Records excerpted from a collection

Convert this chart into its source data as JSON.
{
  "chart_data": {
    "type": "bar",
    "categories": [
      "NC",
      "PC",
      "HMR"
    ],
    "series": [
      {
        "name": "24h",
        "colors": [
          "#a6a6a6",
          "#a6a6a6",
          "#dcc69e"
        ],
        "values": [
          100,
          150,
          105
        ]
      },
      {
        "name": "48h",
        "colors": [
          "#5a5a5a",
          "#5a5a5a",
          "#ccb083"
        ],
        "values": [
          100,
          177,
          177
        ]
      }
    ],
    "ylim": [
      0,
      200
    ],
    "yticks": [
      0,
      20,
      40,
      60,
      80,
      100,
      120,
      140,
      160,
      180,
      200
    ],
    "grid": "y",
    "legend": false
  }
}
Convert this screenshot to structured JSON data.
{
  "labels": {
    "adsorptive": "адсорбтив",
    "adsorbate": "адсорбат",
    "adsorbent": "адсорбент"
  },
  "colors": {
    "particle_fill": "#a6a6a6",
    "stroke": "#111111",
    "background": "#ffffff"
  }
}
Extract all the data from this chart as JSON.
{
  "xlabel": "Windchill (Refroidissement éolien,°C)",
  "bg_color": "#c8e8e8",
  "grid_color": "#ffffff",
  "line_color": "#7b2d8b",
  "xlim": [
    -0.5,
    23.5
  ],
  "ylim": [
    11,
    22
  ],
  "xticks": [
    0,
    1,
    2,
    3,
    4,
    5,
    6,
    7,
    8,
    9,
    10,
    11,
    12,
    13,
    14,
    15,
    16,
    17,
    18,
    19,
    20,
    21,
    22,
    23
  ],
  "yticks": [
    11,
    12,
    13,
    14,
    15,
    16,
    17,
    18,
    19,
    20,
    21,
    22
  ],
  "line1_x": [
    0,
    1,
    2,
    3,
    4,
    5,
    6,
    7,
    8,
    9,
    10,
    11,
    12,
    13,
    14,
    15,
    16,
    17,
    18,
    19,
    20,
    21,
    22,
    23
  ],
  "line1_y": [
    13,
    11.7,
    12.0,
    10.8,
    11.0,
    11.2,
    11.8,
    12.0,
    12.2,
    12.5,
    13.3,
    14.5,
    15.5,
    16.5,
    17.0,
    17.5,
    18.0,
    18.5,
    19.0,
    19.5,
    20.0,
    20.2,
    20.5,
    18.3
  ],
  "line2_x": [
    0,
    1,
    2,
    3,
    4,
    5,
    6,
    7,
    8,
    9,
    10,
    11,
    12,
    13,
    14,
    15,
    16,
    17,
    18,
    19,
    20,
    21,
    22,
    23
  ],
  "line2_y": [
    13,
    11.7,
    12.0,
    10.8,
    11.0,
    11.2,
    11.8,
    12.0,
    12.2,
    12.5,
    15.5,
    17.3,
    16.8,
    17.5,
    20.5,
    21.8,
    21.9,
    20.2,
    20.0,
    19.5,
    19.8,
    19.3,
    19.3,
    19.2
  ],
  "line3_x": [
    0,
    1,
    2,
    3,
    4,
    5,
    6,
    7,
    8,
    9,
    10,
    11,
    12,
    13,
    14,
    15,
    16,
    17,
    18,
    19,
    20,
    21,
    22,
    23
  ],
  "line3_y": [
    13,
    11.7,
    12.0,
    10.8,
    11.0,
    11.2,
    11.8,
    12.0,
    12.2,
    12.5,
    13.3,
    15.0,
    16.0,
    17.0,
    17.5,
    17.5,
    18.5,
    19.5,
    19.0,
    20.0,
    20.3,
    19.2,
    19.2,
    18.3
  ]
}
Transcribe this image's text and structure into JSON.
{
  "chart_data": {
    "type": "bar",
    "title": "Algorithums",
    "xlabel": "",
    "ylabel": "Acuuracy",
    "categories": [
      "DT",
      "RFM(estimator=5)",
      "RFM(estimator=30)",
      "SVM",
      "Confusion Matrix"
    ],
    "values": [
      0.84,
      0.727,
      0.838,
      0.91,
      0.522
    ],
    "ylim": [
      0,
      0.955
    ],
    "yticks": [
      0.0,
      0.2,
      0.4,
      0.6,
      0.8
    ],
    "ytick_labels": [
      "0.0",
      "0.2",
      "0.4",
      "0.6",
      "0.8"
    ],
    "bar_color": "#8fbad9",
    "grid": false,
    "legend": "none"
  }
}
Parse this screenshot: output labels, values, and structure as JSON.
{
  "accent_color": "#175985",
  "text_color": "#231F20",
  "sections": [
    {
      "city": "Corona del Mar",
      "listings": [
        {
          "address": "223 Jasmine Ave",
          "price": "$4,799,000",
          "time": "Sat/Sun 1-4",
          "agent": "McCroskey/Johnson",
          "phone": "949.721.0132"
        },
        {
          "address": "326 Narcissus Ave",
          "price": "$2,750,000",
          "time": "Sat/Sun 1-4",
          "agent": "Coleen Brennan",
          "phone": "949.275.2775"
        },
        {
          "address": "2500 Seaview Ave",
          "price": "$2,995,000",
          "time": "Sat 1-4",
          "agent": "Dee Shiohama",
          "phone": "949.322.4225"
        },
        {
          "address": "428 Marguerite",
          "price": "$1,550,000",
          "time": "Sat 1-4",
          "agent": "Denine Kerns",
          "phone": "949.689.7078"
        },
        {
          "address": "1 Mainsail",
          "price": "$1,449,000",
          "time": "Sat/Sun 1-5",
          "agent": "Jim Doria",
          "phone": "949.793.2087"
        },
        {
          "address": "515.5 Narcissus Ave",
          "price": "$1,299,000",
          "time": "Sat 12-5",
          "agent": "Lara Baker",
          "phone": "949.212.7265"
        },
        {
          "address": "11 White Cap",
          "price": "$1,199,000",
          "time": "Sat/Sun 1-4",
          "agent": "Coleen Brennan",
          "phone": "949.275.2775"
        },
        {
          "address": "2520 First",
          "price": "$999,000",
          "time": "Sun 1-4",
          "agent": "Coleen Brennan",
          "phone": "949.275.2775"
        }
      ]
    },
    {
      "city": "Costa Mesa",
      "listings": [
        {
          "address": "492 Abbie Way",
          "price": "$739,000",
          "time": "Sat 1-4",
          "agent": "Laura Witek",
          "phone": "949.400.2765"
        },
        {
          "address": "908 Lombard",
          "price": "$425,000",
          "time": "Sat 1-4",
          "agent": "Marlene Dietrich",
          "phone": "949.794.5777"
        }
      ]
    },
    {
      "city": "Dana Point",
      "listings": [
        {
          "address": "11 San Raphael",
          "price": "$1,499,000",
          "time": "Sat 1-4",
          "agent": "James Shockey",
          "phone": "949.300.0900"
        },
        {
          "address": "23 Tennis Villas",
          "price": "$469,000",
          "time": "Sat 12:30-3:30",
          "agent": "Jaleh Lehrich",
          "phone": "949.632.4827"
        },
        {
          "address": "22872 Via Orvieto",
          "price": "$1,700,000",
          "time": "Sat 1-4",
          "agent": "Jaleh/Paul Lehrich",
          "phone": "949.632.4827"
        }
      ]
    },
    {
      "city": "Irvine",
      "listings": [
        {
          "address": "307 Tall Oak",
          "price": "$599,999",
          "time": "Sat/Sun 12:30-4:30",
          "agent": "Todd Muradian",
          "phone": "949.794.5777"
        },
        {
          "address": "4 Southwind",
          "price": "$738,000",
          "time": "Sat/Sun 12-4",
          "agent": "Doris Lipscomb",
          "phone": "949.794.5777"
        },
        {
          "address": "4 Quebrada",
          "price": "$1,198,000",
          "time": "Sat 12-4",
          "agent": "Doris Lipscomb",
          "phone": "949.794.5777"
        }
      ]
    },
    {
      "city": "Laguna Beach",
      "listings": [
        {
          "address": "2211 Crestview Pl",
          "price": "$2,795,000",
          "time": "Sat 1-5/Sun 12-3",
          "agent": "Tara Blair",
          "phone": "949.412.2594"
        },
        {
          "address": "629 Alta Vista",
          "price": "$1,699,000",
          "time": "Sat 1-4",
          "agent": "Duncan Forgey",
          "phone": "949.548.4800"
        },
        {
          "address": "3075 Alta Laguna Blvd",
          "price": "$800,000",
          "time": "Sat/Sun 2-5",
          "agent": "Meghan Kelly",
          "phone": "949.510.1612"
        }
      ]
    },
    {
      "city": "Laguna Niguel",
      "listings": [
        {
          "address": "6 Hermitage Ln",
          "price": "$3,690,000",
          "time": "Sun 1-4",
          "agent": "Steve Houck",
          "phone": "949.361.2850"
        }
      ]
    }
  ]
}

▶ **What to do**: Copy, from the material above, each line in which the string "Alta" occurs.

▶ **Response**:
          "address": "629 Alta Vista",
          "address": "3075 Alta Laguna Blvd",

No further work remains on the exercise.